::: Raw records :::

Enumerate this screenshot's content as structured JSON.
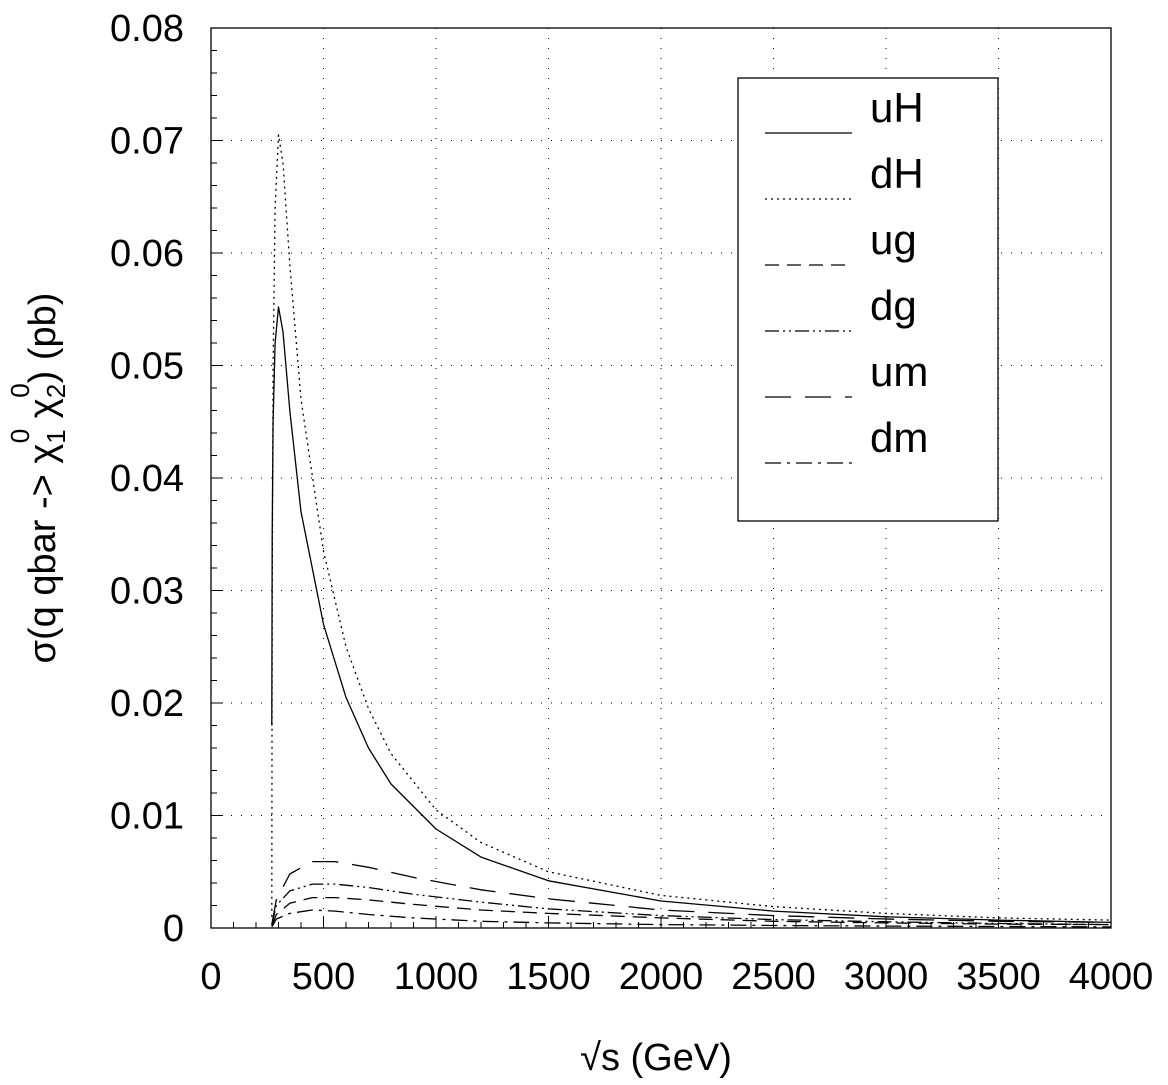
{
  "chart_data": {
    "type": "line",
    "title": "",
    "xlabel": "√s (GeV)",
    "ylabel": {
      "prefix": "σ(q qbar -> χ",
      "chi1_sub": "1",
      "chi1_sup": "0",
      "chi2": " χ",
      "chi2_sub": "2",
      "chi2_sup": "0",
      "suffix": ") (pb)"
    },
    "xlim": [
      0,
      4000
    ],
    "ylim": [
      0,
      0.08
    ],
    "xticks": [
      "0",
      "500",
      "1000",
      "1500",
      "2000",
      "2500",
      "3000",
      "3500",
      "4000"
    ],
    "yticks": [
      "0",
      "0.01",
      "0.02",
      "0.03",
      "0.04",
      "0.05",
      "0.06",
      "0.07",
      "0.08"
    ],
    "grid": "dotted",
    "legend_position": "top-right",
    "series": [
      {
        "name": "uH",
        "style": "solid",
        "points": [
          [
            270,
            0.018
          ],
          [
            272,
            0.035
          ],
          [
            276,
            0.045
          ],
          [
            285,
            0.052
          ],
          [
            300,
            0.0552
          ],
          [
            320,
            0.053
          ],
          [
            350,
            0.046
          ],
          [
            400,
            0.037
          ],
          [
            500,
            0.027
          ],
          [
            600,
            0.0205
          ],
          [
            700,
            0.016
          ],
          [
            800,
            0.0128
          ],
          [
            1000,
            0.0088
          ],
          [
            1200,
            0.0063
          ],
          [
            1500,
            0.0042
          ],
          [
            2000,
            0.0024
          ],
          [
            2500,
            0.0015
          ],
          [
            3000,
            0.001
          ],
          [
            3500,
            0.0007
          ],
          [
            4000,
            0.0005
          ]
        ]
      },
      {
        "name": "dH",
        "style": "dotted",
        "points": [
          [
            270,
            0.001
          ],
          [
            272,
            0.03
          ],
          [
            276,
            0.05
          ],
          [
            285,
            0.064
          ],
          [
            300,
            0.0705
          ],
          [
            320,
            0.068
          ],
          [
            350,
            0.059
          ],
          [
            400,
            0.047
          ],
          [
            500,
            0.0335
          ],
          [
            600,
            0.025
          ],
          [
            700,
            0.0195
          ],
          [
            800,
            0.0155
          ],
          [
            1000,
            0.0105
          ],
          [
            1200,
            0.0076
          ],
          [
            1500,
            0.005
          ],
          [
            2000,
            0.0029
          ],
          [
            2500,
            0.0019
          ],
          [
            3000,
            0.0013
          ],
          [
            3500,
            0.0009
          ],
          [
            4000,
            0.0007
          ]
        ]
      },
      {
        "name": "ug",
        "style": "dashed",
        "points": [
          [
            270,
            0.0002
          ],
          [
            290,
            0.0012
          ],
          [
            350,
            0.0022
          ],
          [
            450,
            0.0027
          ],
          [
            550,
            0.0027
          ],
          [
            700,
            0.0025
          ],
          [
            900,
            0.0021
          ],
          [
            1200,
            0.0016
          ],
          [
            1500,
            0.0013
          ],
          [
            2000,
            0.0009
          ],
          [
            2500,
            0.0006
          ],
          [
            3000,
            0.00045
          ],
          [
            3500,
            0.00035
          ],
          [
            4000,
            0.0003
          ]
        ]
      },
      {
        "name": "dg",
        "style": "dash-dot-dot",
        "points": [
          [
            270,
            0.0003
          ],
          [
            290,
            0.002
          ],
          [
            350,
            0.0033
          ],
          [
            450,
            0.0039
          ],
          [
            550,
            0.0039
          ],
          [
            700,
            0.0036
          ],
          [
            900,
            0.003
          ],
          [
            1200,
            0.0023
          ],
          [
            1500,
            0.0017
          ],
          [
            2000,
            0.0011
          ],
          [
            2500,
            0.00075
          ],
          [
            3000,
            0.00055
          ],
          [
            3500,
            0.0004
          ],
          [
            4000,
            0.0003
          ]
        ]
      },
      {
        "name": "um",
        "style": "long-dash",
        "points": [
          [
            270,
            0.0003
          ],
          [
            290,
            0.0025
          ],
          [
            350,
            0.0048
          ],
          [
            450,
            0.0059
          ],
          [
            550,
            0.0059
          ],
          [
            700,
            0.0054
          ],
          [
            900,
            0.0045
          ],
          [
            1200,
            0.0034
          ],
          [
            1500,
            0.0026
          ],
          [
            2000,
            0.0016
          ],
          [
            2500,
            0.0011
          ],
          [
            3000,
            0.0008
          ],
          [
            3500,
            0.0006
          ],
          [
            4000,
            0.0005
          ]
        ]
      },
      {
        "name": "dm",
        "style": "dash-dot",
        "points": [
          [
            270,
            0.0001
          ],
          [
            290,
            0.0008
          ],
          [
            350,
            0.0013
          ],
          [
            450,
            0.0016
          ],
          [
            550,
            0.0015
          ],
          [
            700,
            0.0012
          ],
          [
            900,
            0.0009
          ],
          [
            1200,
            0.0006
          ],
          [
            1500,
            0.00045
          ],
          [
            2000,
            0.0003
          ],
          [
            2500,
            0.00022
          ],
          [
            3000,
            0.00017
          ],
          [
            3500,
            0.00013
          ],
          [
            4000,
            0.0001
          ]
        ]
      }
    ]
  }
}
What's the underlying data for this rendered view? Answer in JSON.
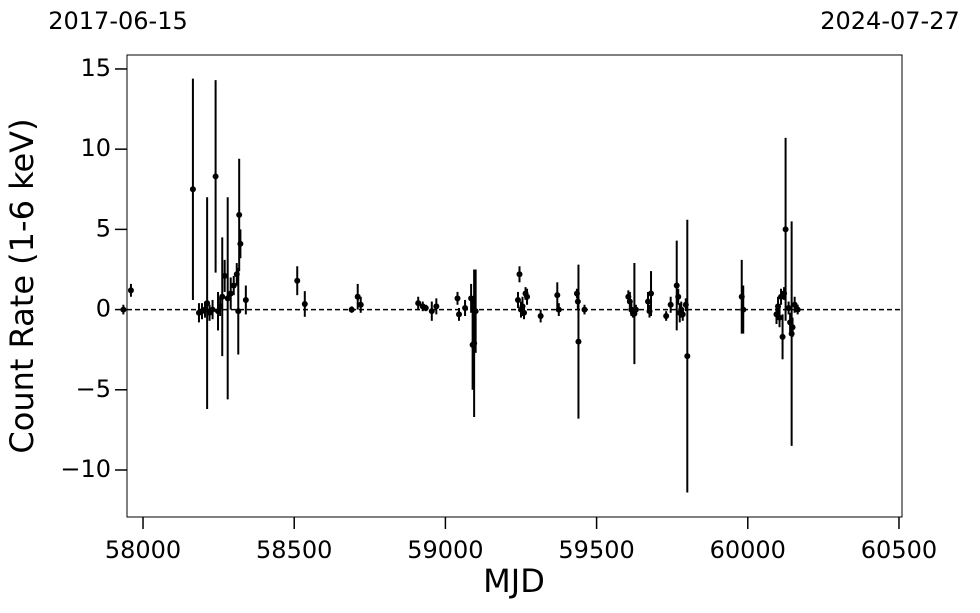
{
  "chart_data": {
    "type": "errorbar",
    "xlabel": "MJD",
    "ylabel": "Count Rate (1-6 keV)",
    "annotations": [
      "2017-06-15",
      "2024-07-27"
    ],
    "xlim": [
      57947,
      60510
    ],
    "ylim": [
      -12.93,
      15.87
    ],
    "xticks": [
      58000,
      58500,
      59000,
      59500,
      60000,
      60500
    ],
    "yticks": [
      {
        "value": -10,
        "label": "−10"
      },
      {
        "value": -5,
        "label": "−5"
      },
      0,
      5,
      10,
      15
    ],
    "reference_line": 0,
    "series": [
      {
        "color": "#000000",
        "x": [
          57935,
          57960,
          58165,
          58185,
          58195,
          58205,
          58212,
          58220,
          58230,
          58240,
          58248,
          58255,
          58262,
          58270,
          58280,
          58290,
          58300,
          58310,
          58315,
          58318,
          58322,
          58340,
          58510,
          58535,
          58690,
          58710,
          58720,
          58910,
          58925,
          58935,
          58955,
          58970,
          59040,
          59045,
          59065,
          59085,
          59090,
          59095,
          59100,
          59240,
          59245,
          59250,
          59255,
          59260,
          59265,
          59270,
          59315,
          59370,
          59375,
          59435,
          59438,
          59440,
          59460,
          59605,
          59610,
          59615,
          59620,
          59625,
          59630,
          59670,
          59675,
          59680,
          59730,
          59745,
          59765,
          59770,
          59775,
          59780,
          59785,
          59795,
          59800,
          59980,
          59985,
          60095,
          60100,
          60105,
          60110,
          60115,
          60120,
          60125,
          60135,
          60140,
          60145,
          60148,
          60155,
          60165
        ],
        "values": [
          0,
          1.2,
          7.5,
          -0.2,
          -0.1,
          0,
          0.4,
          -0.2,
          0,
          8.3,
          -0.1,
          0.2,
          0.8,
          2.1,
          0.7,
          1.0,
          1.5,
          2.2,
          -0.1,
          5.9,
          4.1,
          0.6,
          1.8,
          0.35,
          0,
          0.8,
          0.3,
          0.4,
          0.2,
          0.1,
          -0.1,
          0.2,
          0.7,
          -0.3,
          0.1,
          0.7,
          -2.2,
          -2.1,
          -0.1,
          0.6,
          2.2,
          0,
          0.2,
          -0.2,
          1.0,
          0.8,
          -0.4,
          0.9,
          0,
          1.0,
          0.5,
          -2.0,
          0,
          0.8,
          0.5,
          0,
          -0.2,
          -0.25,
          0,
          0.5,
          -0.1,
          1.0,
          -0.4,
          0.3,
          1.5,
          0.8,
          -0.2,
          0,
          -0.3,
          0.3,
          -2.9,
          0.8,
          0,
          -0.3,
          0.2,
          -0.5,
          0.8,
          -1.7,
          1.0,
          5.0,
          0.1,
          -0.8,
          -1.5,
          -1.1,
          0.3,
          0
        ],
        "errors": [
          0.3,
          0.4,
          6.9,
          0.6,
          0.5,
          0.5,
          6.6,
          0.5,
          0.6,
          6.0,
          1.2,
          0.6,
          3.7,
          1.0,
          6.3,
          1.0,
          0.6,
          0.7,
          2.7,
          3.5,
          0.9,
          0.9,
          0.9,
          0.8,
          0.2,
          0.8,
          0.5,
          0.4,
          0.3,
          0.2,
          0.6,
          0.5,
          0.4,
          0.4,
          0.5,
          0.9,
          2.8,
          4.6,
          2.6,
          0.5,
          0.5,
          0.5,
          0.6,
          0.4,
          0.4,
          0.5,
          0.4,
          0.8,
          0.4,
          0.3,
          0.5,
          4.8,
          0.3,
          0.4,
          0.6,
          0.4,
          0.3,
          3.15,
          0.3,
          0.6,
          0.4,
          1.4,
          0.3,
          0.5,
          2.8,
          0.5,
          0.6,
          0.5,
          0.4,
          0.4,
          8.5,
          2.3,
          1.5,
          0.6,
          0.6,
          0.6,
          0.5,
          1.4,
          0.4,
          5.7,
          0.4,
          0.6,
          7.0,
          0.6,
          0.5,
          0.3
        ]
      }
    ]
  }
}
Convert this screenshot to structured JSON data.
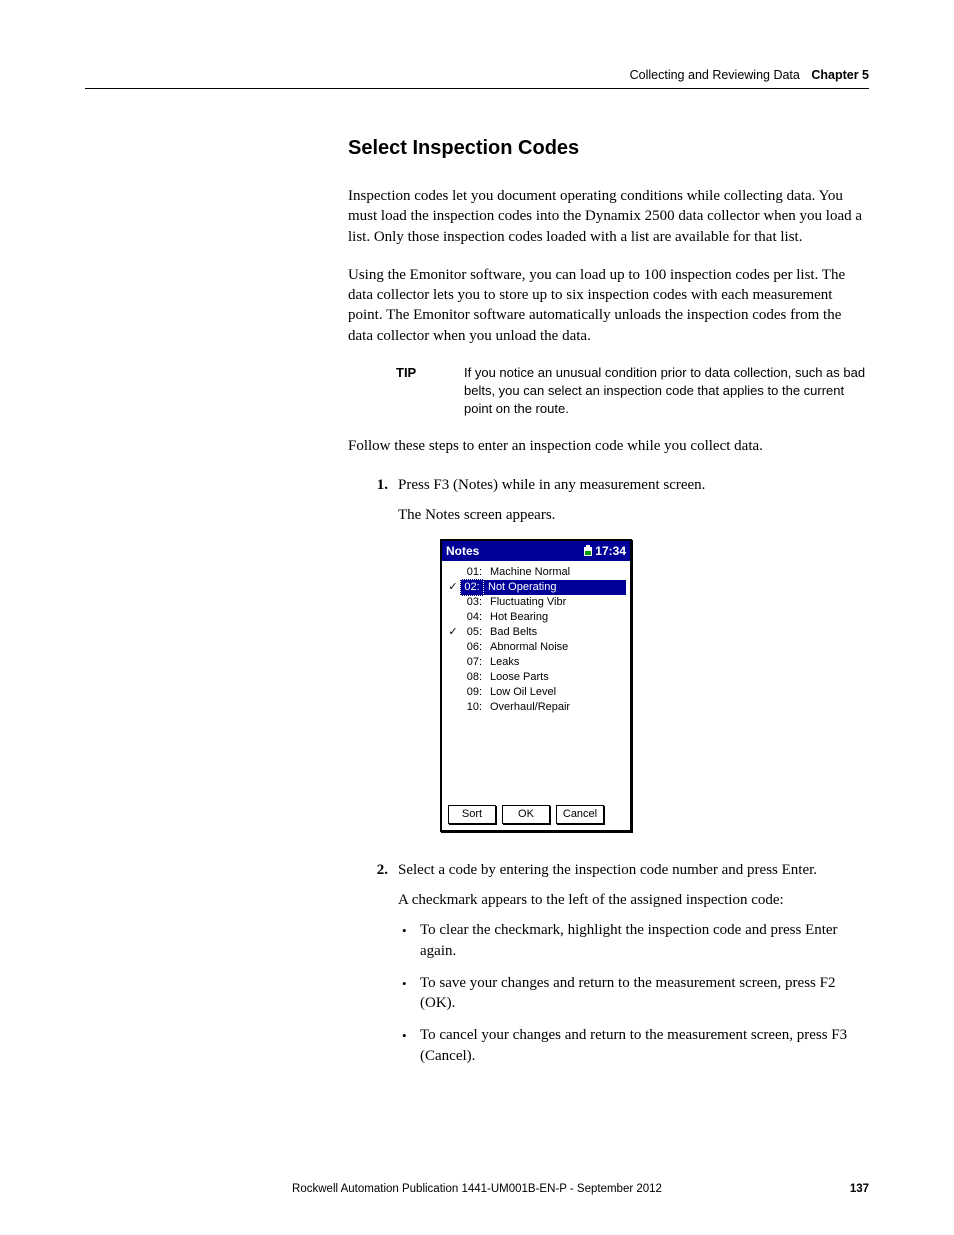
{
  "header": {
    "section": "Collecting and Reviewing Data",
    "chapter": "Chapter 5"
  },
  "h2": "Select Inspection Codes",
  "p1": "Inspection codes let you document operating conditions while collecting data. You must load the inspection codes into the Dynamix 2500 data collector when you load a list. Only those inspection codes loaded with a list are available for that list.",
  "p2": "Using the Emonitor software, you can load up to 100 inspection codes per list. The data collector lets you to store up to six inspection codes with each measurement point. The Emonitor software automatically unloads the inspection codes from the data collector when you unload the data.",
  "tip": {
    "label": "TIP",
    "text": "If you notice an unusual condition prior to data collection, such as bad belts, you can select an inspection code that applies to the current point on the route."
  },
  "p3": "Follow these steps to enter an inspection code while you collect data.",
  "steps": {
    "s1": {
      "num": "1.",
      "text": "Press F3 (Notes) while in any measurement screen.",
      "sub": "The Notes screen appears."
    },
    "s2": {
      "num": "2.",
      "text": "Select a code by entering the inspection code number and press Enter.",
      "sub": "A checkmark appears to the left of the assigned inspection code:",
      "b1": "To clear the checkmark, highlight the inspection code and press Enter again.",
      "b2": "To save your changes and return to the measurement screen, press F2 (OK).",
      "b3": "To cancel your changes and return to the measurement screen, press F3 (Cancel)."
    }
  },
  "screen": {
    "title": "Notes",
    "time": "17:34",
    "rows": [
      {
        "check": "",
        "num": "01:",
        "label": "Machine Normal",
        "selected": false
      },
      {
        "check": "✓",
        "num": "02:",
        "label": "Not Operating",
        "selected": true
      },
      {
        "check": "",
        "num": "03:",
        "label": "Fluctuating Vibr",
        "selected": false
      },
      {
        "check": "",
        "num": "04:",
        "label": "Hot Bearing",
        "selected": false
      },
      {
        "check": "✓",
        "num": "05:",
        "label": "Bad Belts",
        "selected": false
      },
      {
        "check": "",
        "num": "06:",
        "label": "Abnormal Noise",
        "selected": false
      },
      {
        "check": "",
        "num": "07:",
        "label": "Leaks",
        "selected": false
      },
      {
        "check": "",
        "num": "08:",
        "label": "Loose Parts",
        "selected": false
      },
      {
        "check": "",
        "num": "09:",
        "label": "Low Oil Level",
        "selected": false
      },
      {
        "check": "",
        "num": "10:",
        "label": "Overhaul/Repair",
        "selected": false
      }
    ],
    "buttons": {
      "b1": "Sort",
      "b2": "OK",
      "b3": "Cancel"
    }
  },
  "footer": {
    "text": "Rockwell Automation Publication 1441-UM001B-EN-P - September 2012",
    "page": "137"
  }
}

:::

== Stated exercise ==
Search the entries for the word "list" and copy every line that has it.

== Output of the task ==
  "p1": "Inspection codes let you document operating conditions while collecting data. You must load the inspection codes into the Dynamix 2500 data collector when you load a list. Only those inspection codes loaded with a list are available for that list.",
  "p2": "Using the Emonitor software, you can load up to 100 inspection codes per list. The data collector lets you to store up to six inspection codes with each measurement point. The Emonitor software automatically unloads the inspection codes from the data collector when you unload the data.",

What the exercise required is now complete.